Given records:
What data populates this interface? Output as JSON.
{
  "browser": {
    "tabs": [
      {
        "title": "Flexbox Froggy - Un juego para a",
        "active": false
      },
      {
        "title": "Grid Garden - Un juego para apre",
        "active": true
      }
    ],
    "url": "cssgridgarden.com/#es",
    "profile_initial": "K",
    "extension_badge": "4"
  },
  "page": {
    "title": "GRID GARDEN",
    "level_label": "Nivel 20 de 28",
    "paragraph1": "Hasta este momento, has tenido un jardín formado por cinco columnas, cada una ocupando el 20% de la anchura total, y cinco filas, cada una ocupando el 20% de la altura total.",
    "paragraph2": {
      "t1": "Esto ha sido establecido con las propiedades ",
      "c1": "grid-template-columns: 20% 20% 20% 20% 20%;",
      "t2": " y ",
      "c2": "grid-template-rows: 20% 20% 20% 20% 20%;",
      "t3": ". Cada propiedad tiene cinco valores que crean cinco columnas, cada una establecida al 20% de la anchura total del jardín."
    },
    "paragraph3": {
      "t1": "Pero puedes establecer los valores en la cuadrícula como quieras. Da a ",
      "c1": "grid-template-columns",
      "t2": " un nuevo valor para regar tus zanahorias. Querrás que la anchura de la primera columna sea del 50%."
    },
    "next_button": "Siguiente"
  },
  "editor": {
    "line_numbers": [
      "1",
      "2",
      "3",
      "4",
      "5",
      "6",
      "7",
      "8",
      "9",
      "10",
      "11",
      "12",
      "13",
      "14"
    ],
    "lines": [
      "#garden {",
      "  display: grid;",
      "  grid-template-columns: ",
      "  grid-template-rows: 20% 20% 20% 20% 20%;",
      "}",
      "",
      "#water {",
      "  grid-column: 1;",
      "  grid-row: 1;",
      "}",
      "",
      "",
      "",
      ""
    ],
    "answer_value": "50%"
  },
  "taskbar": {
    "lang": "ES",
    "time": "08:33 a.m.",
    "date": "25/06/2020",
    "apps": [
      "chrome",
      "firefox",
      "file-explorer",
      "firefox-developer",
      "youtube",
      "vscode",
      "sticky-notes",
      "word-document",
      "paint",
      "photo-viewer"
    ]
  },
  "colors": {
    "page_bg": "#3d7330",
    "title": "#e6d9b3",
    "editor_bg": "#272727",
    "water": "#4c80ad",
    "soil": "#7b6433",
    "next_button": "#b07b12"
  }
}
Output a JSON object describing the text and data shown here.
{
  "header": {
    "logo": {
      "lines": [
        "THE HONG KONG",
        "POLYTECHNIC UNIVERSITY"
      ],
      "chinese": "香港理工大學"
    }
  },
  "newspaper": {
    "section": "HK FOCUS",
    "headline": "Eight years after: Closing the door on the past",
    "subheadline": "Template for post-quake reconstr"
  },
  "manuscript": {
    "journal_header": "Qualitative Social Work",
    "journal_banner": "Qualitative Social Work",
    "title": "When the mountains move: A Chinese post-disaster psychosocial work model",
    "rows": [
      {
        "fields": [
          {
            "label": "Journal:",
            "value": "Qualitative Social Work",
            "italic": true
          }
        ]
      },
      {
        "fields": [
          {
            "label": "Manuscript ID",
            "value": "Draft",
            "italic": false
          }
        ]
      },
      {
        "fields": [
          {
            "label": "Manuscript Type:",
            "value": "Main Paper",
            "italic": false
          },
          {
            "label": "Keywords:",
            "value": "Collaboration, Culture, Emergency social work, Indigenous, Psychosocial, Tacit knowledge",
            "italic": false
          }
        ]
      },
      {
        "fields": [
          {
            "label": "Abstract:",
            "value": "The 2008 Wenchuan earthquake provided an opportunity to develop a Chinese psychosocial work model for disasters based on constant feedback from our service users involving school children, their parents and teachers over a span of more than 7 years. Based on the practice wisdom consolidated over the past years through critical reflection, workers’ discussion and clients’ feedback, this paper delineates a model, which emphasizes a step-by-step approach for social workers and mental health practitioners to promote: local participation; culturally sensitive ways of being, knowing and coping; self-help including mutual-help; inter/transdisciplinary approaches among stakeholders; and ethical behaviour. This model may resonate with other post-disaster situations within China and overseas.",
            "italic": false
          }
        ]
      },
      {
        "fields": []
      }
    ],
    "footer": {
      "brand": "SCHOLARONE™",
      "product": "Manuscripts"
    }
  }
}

What is expected: Using the material above, gather every line that includes "data".

Correct response:
What data populates this interface? Output as JSON.
Output a JSON object describing the text and data shown here.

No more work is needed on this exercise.